# Requirements
Below are some entries; can you quote all of them exactly?

# Records for processing
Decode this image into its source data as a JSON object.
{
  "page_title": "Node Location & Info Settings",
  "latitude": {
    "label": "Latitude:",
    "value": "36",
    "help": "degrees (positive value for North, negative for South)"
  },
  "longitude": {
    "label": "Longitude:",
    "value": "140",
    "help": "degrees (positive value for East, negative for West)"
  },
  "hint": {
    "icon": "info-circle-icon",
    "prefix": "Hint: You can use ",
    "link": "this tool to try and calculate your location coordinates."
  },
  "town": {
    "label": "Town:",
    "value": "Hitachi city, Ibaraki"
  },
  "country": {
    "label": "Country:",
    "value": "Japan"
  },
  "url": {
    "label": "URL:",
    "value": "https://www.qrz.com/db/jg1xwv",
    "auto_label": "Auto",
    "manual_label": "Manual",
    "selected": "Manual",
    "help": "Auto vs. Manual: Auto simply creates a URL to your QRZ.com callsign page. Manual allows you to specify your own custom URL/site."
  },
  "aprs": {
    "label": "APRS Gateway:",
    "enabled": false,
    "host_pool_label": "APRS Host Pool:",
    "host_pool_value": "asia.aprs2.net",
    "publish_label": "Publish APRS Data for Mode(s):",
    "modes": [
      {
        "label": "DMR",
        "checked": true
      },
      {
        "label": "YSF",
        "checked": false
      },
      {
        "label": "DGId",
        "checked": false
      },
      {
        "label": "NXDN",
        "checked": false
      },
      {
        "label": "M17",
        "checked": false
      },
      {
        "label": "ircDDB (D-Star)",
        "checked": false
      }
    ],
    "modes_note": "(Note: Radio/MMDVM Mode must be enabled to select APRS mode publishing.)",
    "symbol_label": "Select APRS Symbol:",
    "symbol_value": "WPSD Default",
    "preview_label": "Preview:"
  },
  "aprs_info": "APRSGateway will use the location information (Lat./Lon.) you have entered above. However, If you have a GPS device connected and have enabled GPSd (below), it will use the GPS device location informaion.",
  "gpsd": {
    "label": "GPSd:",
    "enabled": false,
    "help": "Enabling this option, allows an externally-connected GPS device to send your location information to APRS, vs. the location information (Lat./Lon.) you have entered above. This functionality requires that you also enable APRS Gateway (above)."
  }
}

# Written answer
Decode this image into its source data as a JSON object.
{
  "page_title": "Node Location & Info Settings",
  "latitude": {
    "label": "Latitude:",
    "value": "36",
    "help": "degrees (positive value for North, negative for South)"
  },
  "longitude": {
    "label": "Longitude:",
    "value": "140",
    "help": "degrees (positive value for East, negative for West)"
  },
  "hint": {
    "icon": "info-circle-icon",
    "prefix": "Hint: You can use ",
    "link": "this tool to try and calculate your location coordinates."
  },
  "town": {
    "label": "Town:",
    "value": "Hitachi city, Ibaraki"
  },
  "country": {
    "label": "Country:",
    "value": "Japan"
  },
  "url": {
    "label": "URL:",
    "value": "https://www.qrz.com/db/jg1xwv",
    "auto_label": "Auto",
    "manual_label": "Manual",
    "selected": "Manual",
    "help": "Auto vs. Manual: Auto simply creates a URL to your QRZ.com callsign page. Manual allows you to specify your own custom URL/site."
  },
  "aprs": {
    "label": "APRS Gateway:",
    "enabled": false,
    "host_pool_label": "APRS Host Pool:",
    "host_pool_value": "asia.aprs2.net",
    "publish_label": "Publish APRS Data for Mode(s):",
    "modes": [
      {
        "label": "DMR",
        "checked": true
      },
      {
        "label": "YSF",
        "checked": false
      },
      {
        "label": "DGId",
        "checked": false
      },
      {
        "label": "NXDN",
        "checked": false
      },
      {
        "label": "M17",
        "checked": false
      },
      {
        "label": "ircDDB (D-Star)",
        "checked": false
      }
    ],
    "modes_note": "(Note: Radio/MMDVM Mode must be enabled to select APRS mode publishing.)",
    "symbol_label": "Select APRS Symbol:",
    "symbol_value": "WPSD Default",
    "preview_label": "Preview:"
  },
  "aprs_info": "APRSGateway will use the location information (Lat./Lon.) you have entered above. However, If you have a GPS device connected and have enabled GPSd (below), it will use the GPS device location informaion.",
  "gpsd": {
    "label": "GPSd:",
    "enabled": false,
    "help": "Enabling this option, allows an externally-connected GPS device to send your location information to APRS, vs. the location information (Lat./Lon.) you have entered above. This functionality requires that you also enable APRS Gateway (above)."
  }
}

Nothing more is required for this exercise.